* [Exercise brief] Below is a block of data; give all of it again word for word.
━━ The data ━━
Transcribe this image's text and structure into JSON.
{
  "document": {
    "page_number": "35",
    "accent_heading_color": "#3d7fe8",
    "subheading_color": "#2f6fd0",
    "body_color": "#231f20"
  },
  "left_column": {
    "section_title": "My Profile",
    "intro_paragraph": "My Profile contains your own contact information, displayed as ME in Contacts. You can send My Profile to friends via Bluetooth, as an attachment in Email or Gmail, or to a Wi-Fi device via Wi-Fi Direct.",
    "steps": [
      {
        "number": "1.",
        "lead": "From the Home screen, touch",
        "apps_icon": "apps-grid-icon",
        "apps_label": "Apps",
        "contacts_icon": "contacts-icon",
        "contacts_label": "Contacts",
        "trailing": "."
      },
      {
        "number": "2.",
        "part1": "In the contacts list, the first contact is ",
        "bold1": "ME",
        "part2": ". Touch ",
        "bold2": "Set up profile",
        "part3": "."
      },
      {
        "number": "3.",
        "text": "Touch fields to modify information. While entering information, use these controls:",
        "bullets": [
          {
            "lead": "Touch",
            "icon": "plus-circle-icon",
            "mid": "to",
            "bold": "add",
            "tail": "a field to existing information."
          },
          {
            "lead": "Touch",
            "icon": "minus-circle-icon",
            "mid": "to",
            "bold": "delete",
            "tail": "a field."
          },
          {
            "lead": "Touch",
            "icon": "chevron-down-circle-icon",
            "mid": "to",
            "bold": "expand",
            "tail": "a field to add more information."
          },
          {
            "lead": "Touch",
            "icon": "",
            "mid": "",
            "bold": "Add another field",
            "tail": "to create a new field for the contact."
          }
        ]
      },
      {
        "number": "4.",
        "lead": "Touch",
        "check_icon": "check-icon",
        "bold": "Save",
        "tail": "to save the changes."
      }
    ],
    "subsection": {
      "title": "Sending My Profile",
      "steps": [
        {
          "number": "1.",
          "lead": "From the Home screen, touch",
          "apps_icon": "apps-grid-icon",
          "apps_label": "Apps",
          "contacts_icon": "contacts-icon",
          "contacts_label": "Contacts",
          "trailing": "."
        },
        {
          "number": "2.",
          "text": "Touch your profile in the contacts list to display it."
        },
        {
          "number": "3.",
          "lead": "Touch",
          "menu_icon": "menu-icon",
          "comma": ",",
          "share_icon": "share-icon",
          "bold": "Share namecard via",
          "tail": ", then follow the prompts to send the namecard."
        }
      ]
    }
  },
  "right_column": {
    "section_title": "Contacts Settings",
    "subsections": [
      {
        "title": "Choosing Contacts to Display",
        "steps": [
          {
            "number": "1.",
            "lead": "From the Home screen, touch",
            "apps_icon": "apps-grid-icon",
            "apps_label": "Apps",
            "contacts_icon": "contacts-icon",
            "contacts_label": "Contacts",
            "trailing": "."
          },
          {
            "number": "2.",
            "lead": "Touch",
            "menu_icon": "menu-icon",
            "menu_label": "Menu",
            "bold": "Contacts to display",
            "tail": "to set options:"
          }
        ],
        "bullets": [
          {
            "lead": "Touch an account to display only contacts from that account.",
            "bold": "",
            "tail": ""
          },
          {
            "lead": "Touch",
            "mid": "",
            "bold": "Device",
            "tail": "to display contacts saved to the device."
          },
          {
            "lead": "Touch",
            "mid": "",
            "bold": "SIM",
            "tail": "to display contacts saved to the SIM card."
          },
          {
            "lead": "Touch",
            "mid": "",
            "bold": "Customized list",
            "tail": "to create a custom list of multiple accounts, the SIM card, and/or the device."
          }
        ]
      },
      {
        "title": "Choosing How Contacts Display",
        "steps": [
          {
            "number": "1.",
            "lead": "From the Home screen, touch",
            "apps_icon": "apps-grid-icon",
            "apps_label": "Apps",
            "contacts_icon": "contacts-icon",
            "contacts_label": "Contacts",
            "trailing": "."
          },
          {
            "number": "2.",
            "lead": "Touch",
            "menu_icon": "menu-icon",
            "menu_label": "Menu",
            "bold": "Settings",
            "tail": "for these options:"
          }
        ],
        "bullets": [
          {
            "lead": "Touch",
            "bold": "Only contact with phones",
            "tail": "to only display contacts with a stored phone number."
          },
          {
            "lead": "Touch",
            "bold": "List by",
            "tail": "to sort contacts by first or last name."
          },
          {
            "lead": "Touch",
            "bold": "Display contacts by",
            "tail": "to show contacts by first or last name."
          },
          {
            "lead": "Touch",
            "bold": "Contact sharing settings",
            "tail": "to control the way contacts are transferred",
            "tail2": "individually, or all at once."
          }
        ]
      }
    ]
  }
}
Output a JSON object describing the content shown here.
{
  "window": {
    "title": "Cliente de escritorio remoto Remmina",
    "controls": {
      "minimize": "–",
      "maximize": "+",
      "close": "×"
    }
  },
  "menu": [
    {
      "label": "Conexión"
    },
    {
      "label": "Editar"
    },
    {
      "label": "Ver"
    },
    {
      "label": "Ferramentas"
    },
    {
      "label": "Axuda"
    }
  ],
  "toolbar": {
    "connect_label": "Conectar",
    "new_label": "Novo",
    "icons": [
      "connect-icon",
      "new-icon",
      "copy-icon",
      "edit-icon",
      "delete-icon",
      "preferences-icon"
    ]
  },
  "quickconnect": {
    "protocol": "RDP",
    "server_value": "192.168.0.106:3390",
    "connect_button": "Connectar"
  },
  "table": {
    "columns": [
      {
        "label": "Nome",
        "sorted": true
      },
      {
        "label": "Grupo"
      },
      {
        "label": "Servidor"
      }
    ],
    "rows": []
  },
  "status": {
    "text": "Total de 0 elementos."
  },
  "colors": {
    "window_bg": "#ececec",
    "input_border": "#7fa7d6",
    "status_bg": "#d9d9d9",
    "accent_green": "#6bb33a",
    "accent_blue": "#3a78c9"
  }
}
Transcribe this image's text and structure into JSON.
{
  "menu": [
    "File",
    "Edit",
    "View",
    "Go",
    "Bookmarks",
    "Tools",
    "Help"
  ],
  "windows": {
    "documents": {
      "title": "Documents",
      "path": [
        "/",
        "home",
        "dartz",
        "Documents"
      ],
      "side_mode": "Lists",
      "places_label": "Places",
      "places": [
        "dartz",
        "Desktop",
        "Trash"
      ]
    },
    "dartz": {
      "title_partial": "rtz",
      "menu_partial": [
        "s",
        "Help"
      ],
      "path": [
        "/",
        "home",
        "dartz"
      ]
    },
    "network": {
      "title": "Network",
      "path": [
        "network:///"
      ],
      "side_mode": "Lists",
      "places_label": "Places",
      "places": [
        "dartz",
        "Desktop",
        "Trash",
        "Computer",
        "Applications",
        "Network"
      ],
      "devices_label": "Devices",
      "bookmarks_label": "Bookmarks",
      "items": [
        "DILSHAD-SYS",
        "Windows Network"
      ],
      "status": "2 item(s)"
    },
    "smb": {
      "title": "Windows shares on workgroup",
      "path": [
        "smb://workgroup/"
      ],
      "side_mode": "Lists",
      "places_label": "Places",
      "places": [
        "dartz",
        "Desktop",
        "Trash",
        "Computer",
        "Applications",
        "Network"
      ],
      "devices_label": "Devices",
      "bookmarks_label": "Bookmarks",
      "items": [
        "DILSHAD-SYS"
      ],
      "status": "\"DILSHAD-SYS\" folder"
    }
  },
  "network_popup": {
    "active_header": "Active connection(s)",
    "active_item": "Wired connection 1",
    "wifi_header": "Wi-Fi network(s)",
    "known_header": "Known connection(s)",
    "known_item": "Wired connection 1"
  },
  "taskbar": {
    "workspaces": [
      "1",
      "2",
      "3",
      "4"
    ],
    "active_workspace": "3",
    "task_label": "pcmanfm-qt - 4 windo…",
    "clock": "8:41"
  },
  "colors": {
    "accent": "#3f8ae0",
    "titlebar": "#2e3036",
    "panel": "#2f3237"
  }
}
━━━
* [Response to the task]
Transcribe this image's text and structure into JSON.
{
  "document": {
    "page_number": "35",
    "accent_heading_color": "#3d7fe8",
    "subheading_color": "#2f6fd0",
    "body_color": "#231f20"
  },
  "left_column": {
    "section_title": "My Profile",
    "intro_paragraph": "My Profile contains your own contact information, displayed as ME in Contacts. You can send My Profile to friends via Bluetooth, as an attachment in Email or Gmail, or to a Wi-Fi device via Wi-Fi Direct.",
    "steps": [
      {
        "number": "1.",
        "lead": "From the Home screen, touch",
        "apps_icon": "apps-grid-icon",
        "apps_label": "Apps",
        "contacts_icon": "contacts-icon",
        "contacts_label": "Contacts",
        "trailing": "."
      },
      {
        "number": "2.",
        "part1": "In the contacts list, the first contact is ",
        "bold1": "ME",
        "part2": ". Touch ",
        "bold2": "Set up profile",
        "part3": "."
      },
      {
        "number": "3.",
        "text": "Touch fields to modify information. While entering information, use these controls:",
        "bullets": [
          {
            "lead": "Touch",
            "icon": "plus-circle-icon",
            "mid": "to",
            "bold": "add",
            "tail": "a field to existing information."
          },
          {
            "lead": "Touch",
            "icon": "minus-circle-icon",
            "mid": "to",
            "bold": "delete",
            "tail": "a field."
          },
          {
            "lead": "Touch",
            "icon": "chevron-down-circle-icon",
            "mid": "to",
            "bold": "expand",
            "tail": "a field to add more information."
          },
          {
            "lead": "Touch",
            "icon": "",
            "mid": "",
            "bold": "Add another field",
            "tail": "to create a new field for the contact."
          }
        ]
      },
      {
        "number": "4.",
        "lead": "Touch",
        "check_icon": "check-icon",
        "bold": "Save",
        "tail": "to save the changes."
      }
    ],
    "subsection": {
      "title": "Sending My Profile",
      "steps": [
        {
          "number": "1.",
          "lead": "From the Home screen, touch",
          "apps_icon": "apps-grid-icon",
          "apps_label": "Apps",
          "contacts_icon": "contacts-icon",
          "contacts_label": "Contacts",
          "trailing": "."
        },
        {
          "number": "2.",
          "text": "Touch your profile in the contacts list to display it."
        },
        {
          "number": "3.",
          "lead": "Touch",
          "menu_icon": "menu-icon",
          "comma": ",",
          "share_icon": "share-icon",
          "bold": "Share namecard via",
          "tail": ", then follow the prompts to send the namecard."
        }
      ]
    }
  },
  "right_column": {
    "section_title": "Contacts Settings",
    "subsections": [
      {
        "title": "Choosing Contacts to Display",
        "steps": [
          {
            "number": "1.",
            "lead": "From the Home screen, touch",
            "apps_icon": "apps-grid-icon",
            "apps_label": "Apps",
            "contacts_icon": "contacts-icon",
            "contacts_label": "Contacts",
            "trailing": "."
          },
          {
            "number": "2.",
            "lead": "Touch",
            "menu_icon": "menu-icon",
            "menu_label": "Menu",
            "bold": "Contacts to display",
            "tail": "to set options:"
          }
        ],
        "bullets": [
          {
            "lead": "Touch an account to display only contacts from that account.",
            "bold": "",
            "tail": ""
          },
          {
            "lead": "Touch",
            "mid": "",
            "bold": "Device",
            "tail": "to display contacts saved to the device."
          },
          {
            "lead": "Touch",
            "mid": "",
            "bold": "SIM",
            "tail": "to display contacts saved to the SIM card."
          },
          {
            "lead": "Touch",
            "mid": "",
            "bold": "Customized list",
            "tail": "to create a custom list of multiple accounts, the SIM card, and/or the device."
          }
        ]
      },
      {
        "title": "Choosing How Contacts Display",
        "steps": [
          {
            "number": "1.",
            "lead": "From the Home screen, touch",
            "apps_icon": "apps-grid-icon",
            "apps_label": "Apps",
            "contacts_icon": "contacts-icon",
            "contacts_label": "Contacts",
            "trailing": "."
          },
          {
            "number": "2.",
            "lead": "Touch",
            "menu_icon": "menu-icon",
            "menu_label": "Menu",
            "bold": "Settings",
            "tail": "for these options:"
          }
        ],
        "bullets": [
          {
            "lead": "Touch",
            "bold": "Only contact with phones",
            "tail": "to only display contacts with a stored phone number."
          },
          {
            "lead": "Touch",
            "bold": "List by",
            "tail": "to sort contacts by first or last name."
          },
          {
            "lead": "Touch",
            "bold": "Display contacts by",
            "tail": "to show contacts by first or last name."
          },
          {
            "lead": "Touch",
            "bold": "Contact sharing settings",
            "tail": "to control the way contacts are transferred",
            "tail2": "individually, or all at once."
          }
        ]
      }
    ]
  }
}
Output a JSON object describing the content shown here.
{
  "window": {
    "title": "Cliente de escritorio remoto Remmina",
    "controls": {
      "minimize": "–",
      "maximize": "+",
      "close": "×"
    }
  },
  "menu": [
    {
      "label": "Conexión"
    },
    {
      "label": "Editar"
    },
    {
      "label": "Ver"
    },
    {
      "label": "Ferramentas"
    },
    {
      "label": "Axuda"
    }
  ],
  "toolbar": {
    "connect_label": "Conectar",
    "new_label": "Novo",
    "icons": [
      "connect-icon",
      "new-icon",
      "copy-icon",
      "edit-icon",
      "delete-icon",
      "preferences-icon"
    ]
  },
  "quickconnect": {
    "protocol": "RDP",
    "server_value": "192.168.0.106:3390",
    "connect_button": "Connectar"
  },
  "table": {
    "columns": [
      {
        "label": "Nome",
        "sorted": true
      },
      {
        "label": "Grupo"
      },
      {
        "label": "Servidor"
      }
    ],
    "rows": []
  },
  "status": {
    "text": "Total de 0 elementos."
  },
  "colors": {
    "window_bg": "#ececec",
    "input_border": "#7fa7d6",
    "status_bg": "#d9d9d9",
    "accent_green": "#6bb33a",
    "accent_blue": "#3a78c9"
  }
}
Transcribe this image's text and structure into JSON.
{
  "menu": [
    "File",
    "Edit",
    "View",
    "Go",
    "Bookmarks",
    "Tools",
    "Help"
  ],
  "windows": {
    "documents": {
      "title": "Documents",
      "path": [
        "/",
        "home",
        "dartz",
        "Documents"
      ],
      "side_mode": "Lists",
      "places_label": "Places",
      "places": [
        "dartz",
        "Desktop",
        "Trash"
      ]
    },
    "dartz": {
      "title_partial": "rtz",
      "menu_partial": [
        "s",
        "Help"
      ],
      "path": [
        "/",
        "home",
        "dartz"
      ]
    },
    "network": {
      "title": "Network",
      "path": [
        "network:///"
      ],
      "side_mode": "Lists",
      "places_label": "Places",
      "places": [
        "dartz",
        "Desktop",
        "Trash",
        "Computer",
        "Applications",
        "Network"
      ],
      "devices_label": "Devices",
      "bookmarks_label": "Bookmarks",
      "items": [
        "DILSHAD-SYS",
        "Windows Network"
      ],
      "status": "2 item(s)"
    },
    "smb": {
      "title": "Windows shares on workgroup",
      "path": [
        "smb://workgroup/"
      ],
      "side_mode": "Lists",
      "places_label": "Places",
      "places": [
        "dartz",
        "Desktop",
        "Trash",
        "Computer",
        "Applications",
        "Network"
      ],
      "devices_label": "Devices",
      "bookmarks_label": "Bookmarks",
      "items": [
        "DILSHAD-SYS"
      ],
      "status": "\"DILSHAD-SYS\" folder"
    }
  },
  "network_popup": {
    "active_header": "Active connection(s)",
    "active_item": "Wired connection 1",
    "wifi_header": "Wi-Fi network(s)",
    "known_header": "Known connection(s)",
    "known_item": "Wired connection 1"
  },
  "taskbar": {
    "workspaces": [
      "1",
      "2",
      "3",
      "4"
    ],
    "active_workspace": "3",
    "task_label": "pcmanfm-qt - 4 windo…",
    "clock": "8:41"
  },
  "colors": {
    "accent": "#3f8ae0",
    "titlebar": "#2e3036",
    "panel": "#2f3237"
  }
}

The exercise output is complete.